Repeat the entries that follow verbatim, without any of their pictures.

_____

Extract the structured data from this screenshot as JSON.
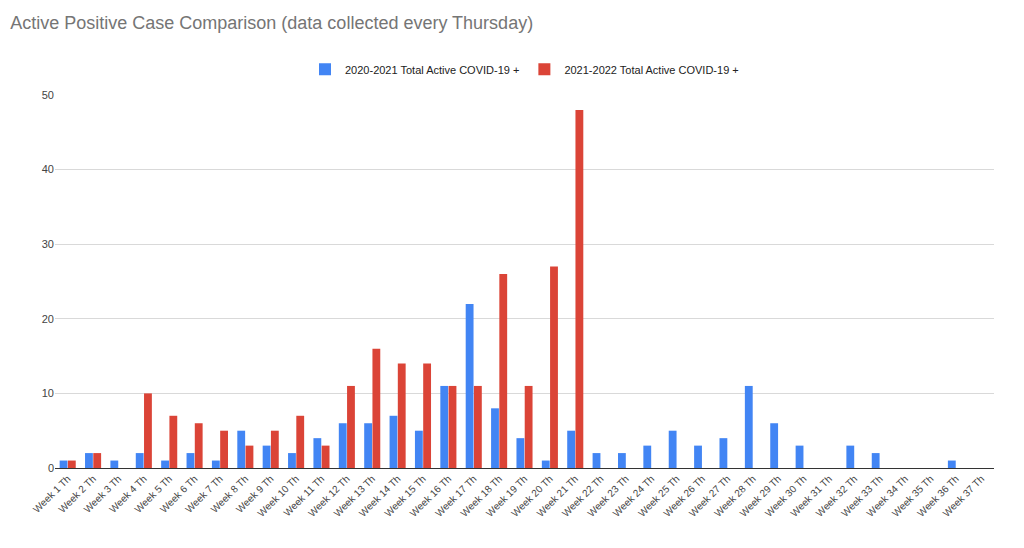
{
  "chart_data": {
    "type": "bar",
    "title": "Active Positive Case Comparison (data collected every Thursday)",
    "categories": [
      "Week 1 Th",
      "Week 2 Th",
      "Week 3 Th",
      "Week 4 Th",
      "Week 5 Th",
      "Week 6 Th",
      "Week 7 Th",
      "Week 8 Th",
      "Week 9 Th",
      "Week 10 Th",
      "Week 11 Th",
      "Week 12 Th",
      "Week 13 Th",
      "Week 14 Th",
      "Week 15 Th",
      "Week 16 Th",
      "Week 17 Th",
      "Week 18 Th",
      "Week 19 Th",
      "Week 20 Th",
      "Week 21 Th",
      "Week 22 Th",
      "Week 23 Th",
      "Week 24 Th",
      "Week 25 Th",
      "Week 26 Th",
      "Week 27 Th",
      "Week 28 Th",
      "Week 29 Th",
      "Week 30 Th",
      "Week 31 Th",
      "Week 32 Th",
      "Week 33 Th",
      "Week 34 Th",
      "Week 35 Th",
      "Week 36 Th",
      "Week 37 Th"
    ],
    "series": [
      {
        "name": "2020-2021 Total Active COVID-19 +",
        "color": "#4285f4",
        "values": [
          1,
          2,
          1,
          2,
          1,
          2,
          1,
          5,
          3,
          2,
          4,
          6,
          6,
          7,
          5,
          11,
          22,
          8,
          4,
          1,
          5,
          2,
          2,
          3,
          5,
          3,
          4,
          11,
          6,
          3,
          0,
          3,
          2,
          0,
          0,
          1,
          0
        ]
      },
      {
        "name": "2021-2022 Total Active COVID-19 +",
        "color": "#db4437",
        "values": [
          1,
          2,
          0,
          10,
          7,
          6,
          5,
          3,
          5,
          7,
          3,
          11,
          16,
          14,
          14,
          11,
          11,
          26,
          11,
          27,
          48,
          null,
          null,
          null,
          null,
          null,
          null,
          null,
          null,
          null,
          null,
          null,
          null,
          null,
          null,
          null,
          null
        ]
      }
    ],
    "ylim": [
      0,
      50
    ],
    "yticks": [
      0,
      10,
      20,
      30,
      40,
      50
    ],
    "grid": true,
    "legend": "top"
  }
}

_____

- [THE RESPONSE]:
Extract the structured data from this screenshot as JSON.
{
  "chart_data": {
    "type": "bar",
    "title": "Active Positive Case Comparison (data collected every Thursday)",
    "categories": [
      "Week 1 Th",
      "Week 2 Th",
      "Week 3 Th",
      "Week 4 Th",
      "Week 5 Th",
      "Week 6 Th",
      "Week 7 Th",
      "Week 8 Th",
      "Week 9 Th",
      "Week 10 Th",
      "Week 11 Th",
      "Week 12 Th",
      "Week 13 Th",
      "Week 14 Th",
      "Week 15 Th",
      "Week 16 Th",
      "Week 17 Th",
      "Week 18 Th",
      "Week 19 Th",
      "Week 20 Th",
      "Week 21 Th",
      "Week 22 Th",
      "Week 23 Th",
      "Week 24 Th",
      "Week 25 Th",
      "Week 26 Th",
      "Week 27 Th",
      "Week 28 Th",
      "Week 29 Th",
      "Week 30 Th",
      "Week 31 Th",
      "Week 32 Th",
      "Week 33 Th",
      "Week 34 Th",
      "Week 35 Th",
      "Week 36 Th",
      "Week 37 Th"
    ],
    "series": [
      {
        "name": "2020-2021 Total Active COVID-19 +",
        "color": "#4285f4",
        "values": [
          1,
          2,
          1,
          2,
          1,
          2,
          1,
          5,
          3,
          2,
          4,
          6,
          6,
          7,
          5,
          11,
          22,
          8,
          4,
          1,
          5,
          2,
          2,
          3,
          5,
          3,
          4,
          11,
          6,
          3,
          0,
          3,
          2,
          0,
          0,
          1,
          0
        ]
      },
      {
        "name": "2021-2022 Total Active COVID-19 +",
        "color": "#db4437",
        "values": [
          1,
          2,
          0,
          10,
          7,
          6,
          5,
          3,
          5,
          7,
          3,
          11,
          16,
          14,
          14,
          11,
          11,
          26,
          11,
          27,
          48,
          null,
          null,
          null,
          null,
          null,
          null,
          null,
          null,
          null,
          null,
          null,
          null,
          null,
          null,
          null,
          null
        ]
      }
    ],
    "ylim": [
      0,
      50
    ],
    "yticks": [
      0,
      10,
      20,
      30,
      40,
      50
    ],
    "grid": true,
    "legend": "top"
  }
}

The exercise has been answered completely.